WORK INSTRUCTIONS:
Transcribe every line of the listing below without any deviation.

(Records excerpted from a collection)
◆ ◆ ◆ ◆

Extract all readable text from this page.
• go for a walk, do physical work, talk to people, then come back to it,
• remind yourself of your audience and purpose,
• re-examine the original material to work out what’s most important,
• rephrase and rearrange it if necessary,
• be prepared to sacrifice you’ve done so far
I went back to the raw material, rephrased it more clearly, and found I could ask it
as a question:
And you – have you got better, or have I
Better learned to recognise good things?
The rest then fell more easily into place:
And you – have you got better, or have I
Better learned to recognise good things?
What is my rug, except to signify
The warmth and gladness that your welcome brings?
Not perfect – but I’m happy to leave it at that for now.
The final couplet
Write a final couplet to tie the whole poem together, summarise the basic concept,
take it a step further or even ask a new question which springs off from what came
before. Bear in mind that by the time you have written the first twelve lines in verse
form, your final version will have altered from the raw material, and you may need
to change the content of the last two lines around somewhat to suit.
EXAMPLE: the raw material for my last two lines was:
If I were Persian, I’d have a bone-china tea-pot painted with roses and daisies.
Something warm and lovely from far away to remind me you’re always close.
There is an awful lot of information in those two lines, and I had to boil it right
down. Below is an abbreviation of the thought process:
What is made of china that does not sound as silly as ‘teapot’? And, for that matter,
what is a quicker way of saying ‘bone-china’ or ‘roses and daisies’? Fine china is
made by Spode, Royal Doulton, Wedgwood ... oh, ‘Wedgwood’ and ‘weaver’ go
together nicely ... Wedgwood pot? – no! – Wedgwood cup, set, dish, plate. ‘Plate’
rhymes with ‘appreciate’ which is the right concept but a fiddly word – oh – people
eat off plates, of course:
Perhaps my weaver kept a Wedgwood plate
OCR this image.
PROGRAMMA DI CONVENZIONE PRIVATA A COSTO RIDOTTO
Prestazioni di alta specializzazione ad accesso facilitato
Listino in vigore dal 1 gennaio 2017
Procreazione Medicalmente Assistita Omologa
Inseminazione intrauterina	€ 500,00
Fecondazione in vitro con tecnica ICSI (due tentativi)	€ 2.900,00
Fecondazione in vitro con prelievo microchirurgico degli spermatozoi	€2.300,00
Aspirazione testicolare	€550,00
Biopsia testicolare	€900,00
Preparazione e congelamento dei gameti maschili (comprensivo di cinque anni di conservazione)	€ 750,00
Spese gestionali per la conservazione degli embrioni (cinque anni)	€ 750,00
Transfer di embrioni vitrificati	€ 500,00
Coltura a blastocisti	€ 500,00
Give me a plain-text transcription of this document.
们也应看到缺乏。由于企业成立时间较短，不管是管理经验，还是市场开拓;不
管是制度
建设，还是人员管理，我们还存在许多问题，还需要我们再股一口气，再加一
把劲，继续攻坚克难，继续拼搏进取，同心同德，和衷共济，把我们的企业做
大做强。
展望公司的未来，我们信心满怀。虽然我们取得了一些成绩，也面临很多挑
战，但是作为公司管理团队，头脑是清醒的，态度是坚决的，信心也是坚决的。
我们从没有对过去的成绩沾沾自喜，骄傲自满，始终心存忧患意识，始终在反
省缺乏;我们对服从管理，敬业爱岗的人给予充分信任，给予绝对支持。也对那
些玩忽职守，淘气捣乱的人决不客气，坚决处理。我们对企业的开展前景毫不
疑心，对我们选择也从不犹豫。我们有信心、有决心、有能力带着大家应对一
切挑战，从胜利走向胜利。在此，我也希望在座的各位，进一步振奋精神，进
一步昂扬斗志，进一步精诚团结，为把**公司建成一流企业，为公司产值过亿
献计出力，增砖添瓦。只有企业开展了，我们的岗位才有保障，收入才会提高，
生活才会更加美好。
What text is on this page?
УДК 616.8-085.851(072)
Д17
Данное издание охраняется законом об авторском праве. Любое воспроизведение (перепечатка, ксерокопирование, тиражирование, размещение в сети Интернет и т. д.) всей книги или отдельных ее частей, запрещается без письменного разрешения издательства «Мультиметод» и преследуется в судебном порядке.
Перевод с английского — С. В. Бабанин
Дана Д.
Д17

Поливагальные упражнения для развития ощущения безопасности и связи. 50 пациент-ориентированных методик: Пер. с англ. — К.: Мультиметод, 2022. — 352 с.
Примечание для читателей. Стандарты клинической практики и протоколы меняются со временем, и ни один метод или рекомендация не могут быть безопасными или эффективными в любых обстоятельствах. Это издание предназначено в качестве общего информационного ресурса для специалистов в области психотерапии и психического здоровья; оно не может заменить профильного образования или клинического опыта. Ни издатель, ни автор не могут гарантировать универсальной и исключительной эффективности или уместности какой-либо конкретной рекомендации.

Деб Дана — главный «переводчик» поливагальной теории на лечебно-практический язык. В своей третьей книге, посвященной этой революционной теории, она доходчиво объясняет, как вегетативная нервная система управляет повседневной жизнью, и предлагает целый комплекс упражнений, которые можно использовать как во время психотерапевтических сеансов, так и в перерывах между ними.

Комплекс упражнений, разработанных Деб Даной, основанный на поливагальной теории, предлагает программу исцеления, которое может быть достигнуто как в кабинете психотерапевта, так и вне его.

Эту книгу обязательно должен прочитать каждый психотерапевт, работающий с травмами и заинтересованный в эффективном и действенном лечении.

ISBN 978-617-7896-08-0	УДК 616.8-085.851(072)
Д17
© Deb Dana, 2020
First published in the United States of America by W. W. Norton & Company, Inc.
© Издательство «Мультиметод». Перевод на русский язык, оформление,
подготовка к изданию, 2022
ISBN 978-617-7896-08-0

◆ ◆ ◆ ◆

ANSWER FOR THE TASK:
Extract all readable text from this page.
• go for a walk, do physical work, talk to people, then come back to it,
• remind yourself of your audience and purpose,
• re-examine the original material to work out what’s most important,
• rephrase and rearrange it if necessary,
• be prepared to sacrifice you’ve done so far
I went back to the raw material, rephrased it more clearly, and found I could ask it
as a question:
And you – have you got better, or have I
Better learned to recognise good things?
The rest then fell more easily into place:
And you – have you got better, or have I
Better learned to recognise good things?
What is my rug, except to signify
The warmth and gladness that your welcome brings?
Not perfect – but I’m happy to leave it at that for now.
The final couplet
Write a final couplet to tie the whole poem together, summarise the basic concept,
take it a step further or even ask a new question which springs off from what came
before. Bear in mind that by the time you have written the first twelve lines in verse
form, your final version will have altered from the raw material, and you may need
to change the content of the last two lines around somewhat to suit.
EXAMPLE: the raw material for my last two lines was:
If I were Persian, I’d have a bone-china tea-pot painted with roses and daisies.
Something warm and lovely from far away to remind me you’re always close.
There is an awful lot of information in those two lines, and I had to boil it right
down. Below is an abbreviation of the thought process:
What is made of china that does not sound as silly as ‘teapot’? And, for that matter,
what is a quicker way of saying ‘bone-china’ or ‘roses and daisies’? Fine china is
made by Spode, Royal Doulton, Wedgwood ... oh, ‘Wedgwood’ and ‘weaver’ go
together nicely ... Wedgwood pot? – no! – Wedgwood cup, set, dish, plate. ‘Plate’
rhymes with ‘appreciate’ which is the right concept but a fiddly word – oh – people
eat off plates, of course:
Perhaps my weaver kept a Wedgwood plate
OCR this image.
PROGRAMMA DI CONVENZIONE PRIVATA A COSTO RIDOTTO
Prestazioni di alta specializzazione ad accesso facilitato
Listino in vigore dal 1 gennaio 2017
Procreazione Medicalmente Assistita Omologa
Inseminazione intrauterina	€ 500,00
Fecondazione in vitro con tecnica ICSI (due tentativi)	€ 2.900,00
Fecondazione in vitro con prelievo microchirurgico degli spermatozoi	€2.300,00
Aspirazione testicolare	€550,00
Biopsia testicolare	€900,00
Preparazione e congelamento dei gameti maschili (comprensivo di cinque anni di conservazione)	€ 750,00
Spese gestionali per la conservazione degli embrioni (cinque anni)	€ 750,00
Transfer di embrioni vitrificati	€ 500,00
Coltura a blastocisti	€ 500,00
Give me a plain-text transcription of this document.
们也应看到缺乏。由于企业成立时间较短，不管是管理经验，还是市场开拓;不
管是制度
建设，还是人员管理，我们还存在许多问题，还需要我们再股一口气，再加一
把劲，继续攻坚克难，继续拼搏进取，同心同德，和衷共济，把我们的企业做
大做强。
展望公司的未来，我们信心满怀。虽然我们取得了一些成绩，也面临很多挑
战，但是作为公司管理团队，头脑是清醒的，态度是坚决的，信心也是坚决的。
我们从没有对过去的成绩沾沾自喜，骄傲自满，始终心存忧患意识，始终在反
省缺乏;我们对服从管理，敬业爱岗的人给予充分信任，给予绝对支持。也对那
些玩忽职守，淘气捣乱的人决不客气，坚决处理。我们对企业的开展前景毫不
疑心，对我们选择也从不犹豫。我们有信心、有决心、有能力带着大家应对一
切挑战，从胜利走向胜利。在此，我也希望在座的各位，进一步振奋精神，进
一步昂扬斗志，进一步精诚团结，为把**公司建成一流企业，为公司产值过亿
献计出力，增砖添瓦。只有企业开展了，我们的岗位才有保障，收入才会提高，
生活才会更加美好。
What text is on this page?
УДК 616.8-085.851(072)
Д17
Данное издание охраняется законом об авторском праве. Любое воспроизведение (перепечатка, ксерокопирование, тиражирование, размещение в сети Интернет и т. д.) всей книги или отдельных ее частей, запрещается без письменного разрешения издательства «Мультиметод» и преследуется в судебном порядке.
Перевод с английского — С. В. Бабанин
Дана Д.
Д17

Поливагальные упражнения для развития ощущения безопасности и связи. 50 пациент-ориентированных методик: Пер. с англ. — К.: Мультиметод, 2022. — 352 с.
Примечание для читателей. Стандарты клинической практики и протоколы меняются со временем, и ни один метод или рекомендация не могут быть безопасными или эффективными в любых обстоятельствах. Это издание предназначено в качестве общего информационного ресурса для специалистов в области психотерапии и психического здоровья; оно не может заменить профильного образования или клинического опыта. Ни издатель, ни автор не могут гарантировать универсальной и исключительной эффективности или уместности какой-либо конкретной рекомендации.

Деб Дана — главный «переводчик» поливагальной теории на лечебно-практический язык. В своей третьей книге, посвященной этой революционной теории, она доходчиво объясняет, как вегетативная нервная система управляет повседневной жизнью, и предлагает целый комплекс упражнений, которые можно использовать как во время психотерапевтических сеансов, так и в перерывах между ними.

Комплекс упражнений, разработанных Деб Даной, основанный на поливагальной теории, предлагает программу исцеления, которое может быть достигнуто как в кабинете психотерапевта, так и вне его.

Эту книгу обязательно должен прочитать каждый психотерапевт, работающий с травмами и заинтересованный в эффективном и действенном лечении.

ISBN 978-617-7896-08-0	УДК 616.8-085.851(072)
Д17
© Deb Dana, 2020
First published in the United States of America by W. W. Norton & Company, Inc.
© Издательство «Мультиметод». Перевод на русский язык, оформление,
подготовка к изданию, 2022
ISBN 978-617-7896-08-0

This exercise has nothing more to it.